WHAT YOU SHOULD DO ::
Look through the material below. Copy each line that contains the string "noaş".

-------- STORED ROWS

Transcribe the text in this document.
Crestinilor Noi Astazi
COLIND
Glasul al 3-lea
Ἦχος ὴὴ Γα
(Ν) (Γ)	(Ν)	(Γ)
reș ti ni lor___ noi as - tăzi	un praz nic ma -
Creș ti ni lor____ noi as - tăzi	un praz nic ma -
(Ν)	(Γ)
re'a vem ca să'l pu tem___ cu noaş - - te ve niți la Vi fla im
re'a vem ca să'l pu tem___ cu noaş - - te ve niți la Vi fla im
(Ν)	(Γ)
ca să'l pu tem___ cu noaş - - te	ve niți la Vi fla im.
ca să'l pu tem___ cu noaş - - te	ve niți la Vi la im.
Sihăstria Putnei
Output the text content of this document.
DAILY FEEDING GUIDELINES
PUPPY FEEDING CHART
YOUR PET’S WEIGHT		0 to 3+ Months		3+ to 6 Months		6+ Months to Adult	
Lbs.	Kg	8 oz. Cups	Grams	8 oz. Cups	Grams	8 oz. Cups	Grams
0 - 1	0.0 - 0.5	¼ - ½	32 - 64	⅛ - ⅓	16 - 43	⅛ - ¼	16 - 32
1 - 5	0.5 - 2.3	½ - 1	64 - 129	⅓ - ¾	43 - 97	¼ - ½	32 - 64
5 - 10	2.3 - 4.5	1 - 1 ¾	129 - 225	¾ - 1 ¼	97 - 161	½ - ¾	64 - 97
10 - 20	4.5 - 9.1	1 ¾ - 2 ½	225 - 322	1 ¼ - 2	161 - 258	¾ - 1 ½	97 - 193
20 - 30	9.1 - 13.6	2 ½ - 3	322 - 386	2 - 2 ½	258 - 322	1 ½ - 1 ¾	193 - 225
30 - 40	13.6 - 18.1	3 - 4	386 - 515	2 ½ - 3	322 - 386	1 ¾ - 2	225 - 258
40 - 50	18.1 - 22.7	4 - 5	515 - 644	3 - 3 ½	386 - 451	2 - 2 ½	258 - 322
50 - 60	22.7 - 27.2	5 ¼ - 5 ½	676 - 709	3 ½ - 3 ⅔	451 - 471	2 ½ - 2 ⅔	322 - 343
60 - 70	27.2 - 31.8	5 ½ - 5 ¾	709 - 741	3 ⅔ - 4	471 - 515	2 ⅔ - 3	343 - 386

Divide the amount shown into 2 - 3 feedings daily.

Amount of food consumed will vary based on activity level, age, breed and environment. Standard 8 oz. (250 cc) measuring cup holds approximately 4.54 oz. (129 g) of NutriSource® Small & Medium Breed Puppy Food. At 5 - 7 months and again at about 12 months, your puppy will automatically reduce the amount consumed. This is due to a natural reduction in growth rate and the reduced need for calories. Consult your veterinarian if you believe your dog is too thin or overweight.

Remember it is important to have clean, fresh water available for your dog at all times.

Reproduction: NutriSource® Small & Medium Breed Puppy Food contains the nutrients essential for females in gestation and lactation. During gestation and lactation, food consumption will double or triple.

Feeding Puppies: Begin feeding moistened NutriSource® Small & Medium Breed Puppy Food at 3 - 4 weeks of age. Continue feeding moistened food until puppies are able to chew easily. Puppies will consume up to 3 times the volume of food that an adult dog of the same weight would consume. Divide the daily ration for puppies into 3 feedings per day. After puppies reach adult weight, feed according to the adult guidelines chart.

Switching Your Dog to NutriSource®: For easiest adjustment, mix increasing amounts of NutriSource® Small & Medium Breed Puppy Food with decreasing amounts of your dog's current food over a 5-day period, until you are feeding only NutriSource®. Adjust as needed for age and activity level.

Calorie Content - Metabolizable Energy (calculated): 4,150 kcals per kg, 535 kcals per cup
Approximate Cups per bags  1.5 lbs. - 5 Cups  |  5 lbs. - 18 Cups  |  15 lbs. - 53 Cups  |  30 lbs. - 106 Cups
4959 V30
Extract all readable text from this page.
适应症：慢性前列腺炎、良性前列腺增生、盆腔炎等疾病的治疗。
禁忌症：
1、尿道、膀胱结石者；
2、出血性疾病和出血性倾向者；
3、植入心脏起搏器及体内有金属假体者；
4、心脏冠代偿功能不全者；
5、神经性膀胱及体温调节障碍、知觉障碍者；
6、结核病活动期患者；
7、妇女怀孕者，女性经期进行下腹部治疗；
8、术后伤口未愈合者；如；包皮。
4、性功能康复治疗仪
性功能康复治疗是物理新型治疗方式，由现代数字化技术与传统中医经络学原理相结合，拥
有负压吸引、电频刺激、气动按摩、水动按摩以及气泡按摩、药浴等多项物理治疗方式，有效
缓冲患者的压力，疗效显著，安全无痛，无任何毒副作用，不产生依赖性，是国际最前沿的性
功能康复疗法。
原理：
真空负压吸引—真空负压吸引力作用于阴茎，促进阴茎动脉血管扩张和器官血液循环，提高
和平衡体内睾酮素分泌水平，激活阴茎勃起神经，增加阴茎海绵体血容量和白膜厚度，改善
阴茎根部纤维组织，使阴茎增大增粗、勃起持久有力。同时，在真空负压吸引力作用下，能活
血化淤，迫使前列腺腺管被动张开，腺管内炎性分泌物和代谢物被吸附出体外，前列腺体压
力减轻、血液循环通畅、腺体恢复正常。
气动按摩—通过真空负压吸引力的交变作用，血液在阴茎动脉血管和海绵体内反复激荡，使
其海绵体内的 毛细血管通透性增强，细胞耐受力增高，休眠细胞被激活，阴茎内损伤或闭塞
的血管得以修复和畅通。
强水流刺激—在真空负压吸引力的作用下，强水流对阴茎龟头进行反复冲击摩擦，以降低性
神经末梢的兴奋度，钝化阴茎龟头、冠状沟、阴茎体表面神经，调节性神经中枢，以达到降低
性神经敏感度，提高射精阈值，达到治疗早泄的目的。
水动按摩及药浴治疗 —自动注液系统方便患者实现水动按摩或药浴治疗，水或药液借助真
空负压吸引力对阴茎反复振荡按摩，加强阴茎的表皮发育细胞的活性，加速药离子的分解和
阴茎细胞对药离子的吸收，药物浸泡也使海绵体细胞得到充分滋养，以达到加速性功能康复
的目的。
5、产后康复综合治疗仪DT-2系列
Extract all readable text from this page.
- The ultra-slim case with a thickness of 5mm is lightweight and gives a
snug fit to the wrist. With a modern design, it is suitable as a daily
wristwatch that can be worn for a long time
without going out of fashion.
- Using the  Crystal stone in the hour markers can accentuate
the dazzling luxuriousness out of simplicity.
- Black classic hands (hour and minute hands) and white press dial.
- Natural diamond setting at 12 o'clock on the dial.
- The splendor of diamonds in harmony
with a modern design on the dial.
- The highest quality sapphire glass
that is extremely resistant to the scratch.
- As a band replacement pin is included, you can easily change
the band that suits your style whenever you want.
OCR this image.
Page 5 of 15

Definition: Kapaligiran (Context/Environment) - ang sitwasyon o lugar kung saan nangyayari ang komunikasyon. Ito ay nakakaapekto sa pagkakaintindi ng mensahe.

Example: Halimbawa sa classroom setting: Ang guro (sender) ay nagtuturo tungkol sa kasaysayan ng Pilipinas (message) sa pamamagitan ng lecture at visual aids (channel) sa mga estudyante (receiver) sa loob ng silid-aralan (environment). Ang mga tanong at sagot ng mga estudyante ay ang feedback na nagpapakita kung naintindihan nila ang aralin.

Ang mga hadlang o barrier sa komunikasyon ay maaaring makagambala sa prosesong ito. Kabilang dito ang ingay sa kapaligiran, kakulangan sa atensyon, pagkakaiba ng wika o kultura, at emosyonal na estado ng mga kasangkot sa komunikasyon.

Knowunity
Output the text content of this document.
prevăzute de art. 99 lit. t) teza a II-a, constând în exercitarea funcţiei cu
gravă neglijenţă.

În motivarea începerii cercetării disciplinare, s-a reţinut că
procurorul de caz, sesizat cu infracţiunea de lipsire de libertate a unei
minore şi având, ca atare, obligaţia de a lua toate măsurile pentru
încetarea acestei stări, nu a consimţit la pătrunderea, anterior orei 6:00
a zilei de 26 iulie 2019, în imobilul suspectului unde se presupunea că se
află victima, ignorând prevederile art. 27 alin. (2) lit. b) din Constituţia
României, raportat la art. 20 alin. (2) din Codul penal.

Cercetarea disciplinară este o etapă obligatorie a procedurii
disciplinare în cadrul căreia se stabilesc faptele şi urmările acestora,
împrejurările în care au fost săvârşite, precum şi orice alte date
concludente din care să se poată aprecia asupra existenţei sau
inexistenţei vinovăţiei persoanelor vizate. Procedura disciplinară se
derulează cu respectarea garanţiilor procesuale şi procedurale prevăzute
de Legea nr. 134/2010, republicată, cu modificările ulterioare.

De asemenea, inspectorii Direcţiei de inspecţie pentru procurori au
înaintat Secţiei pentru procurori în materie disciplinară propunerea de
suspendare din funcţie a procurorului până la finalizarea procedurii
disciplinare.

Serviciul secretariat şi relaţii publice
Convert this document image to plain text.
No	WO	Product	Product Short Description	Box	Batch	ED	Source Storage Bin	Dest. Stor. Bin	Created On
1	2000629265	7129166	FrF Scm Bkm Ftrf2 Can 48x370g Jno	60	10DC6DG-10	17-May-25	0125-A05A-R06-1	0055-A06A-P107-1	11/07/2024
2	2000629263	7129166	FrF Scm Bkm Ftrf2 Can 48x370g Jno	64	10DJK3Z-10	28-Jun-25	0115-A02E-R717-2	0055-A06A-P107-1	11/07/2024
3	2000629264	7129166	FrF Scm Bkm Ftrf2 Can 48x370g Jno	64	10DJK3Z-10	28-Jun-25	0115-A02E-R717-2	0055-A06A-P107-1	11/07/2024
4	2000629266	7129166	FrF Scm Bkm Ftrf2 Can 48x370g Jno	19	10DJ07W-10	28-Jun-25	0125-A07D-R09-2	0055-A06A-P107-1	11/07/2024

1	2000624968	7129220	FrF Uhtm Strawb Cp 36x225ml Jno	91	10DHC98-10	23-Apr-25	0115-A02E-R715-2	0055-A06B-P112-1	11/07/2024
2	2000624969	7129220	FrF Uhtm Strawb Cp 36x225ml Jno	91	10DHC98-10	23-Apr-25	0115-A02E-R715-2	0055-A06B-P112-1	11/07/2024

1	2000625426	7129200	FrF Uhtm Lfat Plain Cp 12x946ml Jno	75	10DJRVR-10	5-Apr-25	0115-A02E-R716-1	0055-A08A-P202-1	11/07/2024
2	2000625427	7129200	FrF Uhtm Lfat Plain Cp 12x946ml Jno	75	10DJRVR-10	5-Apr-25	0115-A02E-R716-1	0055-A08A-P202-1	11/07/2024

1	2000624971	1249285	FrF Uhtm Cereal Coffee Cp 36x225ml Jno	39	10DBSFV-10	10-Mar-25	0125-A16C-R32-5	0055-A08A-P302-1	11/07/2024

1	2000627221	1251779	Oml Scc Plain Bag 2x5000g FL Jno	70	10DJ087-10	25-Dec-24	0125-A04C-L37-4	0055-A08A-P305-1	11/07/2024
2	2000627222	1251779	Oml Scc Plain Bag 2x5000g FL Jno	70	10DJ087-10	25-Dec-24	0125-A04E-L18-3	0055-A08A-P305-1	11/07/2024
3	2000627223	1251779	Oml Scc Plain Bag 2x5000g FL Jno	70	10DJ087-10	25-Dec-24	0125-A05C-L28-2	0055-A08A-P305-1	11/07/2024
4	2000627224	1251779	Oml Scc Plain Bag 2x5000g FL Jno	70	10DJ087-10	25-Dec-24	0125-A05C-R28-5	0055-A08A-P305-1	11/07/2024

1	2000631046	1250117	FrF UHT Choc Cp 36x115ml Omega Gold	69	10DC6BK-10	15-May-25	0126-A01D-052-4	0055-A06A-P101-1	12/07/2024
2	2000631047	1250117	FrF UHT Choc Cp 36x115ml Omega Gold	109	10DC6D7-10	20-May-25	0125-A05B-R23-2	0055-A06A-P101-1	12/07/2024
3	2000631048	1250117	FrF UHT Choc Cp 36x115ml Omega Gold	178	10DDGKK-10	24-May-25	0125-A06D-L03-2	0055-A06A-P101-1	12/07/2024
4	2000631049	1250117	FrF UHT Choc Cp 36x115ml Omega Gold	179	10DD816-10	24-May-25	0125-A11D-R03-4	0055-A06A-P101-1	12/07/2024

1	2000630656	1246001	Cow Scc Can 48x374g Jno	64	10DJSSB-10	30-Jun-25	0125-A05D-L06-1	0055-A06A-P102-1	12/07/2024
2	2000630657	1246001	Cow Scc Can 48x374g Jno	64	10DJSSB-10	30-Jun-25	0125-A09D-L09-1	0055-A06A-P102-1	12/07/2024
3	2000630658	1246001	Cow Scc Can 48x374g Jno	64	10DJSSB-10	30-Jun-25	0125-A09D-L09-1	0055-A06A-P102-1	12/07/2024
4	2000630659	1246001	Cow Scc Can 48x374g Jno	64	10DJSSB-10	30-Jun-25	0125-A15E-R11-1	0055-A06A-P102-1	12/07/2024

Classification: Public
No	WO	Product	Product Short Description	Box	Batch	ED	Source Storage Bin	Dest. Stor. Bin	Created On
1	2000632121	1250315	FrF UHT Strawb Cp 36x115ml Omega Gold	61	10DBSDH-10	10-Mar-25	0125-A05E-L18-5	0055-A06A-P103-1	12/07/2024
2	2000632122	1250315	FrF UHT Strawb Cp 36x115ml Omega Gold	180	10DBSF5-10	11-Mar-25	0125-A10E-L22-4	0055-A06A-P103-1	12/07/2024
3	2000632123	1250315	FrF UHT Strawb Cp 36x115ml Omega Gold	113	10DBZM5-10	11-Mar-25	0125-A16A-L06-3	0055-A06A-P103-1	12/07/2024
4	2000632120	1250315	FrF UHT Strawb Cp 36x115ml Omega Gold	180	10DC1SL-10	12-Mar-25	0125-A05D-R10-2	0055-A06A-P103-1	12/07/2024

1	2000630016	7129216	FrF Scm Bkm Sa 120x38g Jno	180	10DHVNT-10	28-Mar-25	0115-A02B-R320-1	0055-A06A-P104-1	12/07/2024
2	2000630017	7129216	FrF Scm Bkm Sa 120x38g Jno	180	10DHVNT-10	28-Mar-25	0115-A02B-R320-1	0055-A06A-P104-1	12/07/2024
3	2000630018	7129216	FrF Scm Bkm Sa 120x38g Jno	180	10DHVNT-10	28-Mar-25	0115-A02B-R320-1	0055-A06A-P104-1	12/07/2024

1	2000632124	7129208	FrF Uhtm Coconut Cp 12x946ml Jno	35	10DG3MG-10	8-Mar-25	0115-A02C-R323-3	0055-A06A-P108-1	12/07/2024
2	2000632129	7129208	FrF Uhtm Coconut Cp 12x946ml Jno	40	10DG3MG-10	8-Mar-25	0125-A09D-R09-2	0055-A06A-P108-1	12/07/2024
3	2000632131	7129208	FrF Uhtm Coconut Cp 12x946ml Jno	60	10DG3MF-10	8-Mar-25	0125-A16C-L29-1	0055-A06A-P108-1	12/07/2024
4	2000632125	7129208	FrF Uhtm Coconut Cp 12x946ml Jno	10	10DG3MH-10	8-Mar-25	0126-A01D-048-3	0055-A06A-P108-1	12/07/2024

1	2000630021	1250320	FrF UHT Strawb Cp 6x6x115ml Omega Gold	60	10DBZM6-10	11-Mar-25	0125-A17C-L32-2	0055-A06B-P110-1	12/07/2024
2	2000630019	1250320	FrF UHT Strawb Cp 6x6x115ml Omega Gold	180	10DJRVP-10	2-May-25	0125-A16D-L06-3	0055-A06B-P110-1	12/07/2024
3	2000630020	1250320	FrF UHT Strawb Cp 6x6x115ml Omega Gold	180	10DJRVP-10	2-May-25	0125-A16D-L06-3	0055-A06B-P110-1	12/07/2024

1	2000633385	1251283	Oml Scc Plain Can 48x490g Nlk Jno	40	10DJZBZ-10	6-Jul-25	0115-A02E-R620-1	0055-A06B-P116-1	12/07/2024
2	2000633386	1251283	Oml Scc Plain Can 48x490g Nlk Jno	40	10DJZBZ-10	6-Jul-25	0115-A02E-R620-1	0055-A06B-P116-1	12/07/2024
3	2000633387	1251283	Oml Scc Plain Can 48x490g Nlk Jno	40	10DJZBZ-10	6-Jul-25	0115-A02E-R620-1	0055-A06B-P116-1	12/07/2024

----------------

EXPECTED OUTPUT ::
re'a vem ca să'l pu tem___ cu noaş - - te ve niți la Vi fla im
re'a vem ca să'l pu tem___ cu noaş - - te ve niți la Vi fla im
ca să'l pu tem___ cu noaş - - te	ve niți la Vi fla im.
ca să'l pu tem___ cu noaş - - te	ve niți la Vi la im.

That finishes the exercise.